- _WORK TO BE COMPLETED_:
Count only the lines of the records that hold "Both", then give the number without any other words.

____________________

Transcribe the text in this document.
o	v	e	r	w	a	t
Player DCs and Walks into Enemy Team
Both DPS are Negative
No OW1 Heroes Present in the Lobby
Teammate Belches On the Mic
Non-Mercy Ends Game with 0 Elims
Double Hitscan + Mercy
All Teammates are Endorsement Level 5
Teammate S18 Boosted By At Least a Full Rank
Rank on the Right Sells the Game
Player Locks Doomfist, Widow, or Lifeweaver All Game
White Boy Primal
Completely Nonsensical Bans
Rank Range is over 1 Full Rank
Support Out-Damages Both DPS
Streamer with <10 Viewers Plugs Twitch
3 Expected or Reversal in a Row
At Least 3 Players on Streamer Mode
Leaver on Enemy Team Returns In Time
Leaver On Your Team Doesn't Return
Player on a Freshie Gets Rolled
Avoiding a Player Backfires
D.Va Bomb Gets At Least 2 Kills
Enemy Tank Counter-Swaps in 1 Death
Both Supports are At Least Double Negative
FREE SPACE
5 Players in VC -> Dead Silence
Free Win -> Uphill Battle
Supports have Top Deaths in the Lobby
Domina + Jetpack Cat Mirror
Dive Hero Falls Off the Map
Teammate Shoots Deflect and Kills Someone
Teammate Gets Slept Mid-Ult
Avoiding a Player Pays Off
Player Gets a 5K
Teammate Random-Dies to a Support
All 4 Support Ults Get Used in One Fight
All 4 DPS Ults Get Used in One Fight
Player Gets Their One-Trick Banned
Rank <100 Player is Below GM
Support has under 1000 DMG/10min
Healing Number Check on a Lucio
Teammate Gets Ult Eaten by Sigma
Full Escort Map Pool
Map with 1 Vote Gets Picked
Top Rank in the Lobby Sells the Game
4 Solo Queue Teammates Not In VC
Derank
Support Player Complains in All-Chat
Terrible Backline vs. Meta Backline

____________________

- _CORRECT OUTPUT_:
3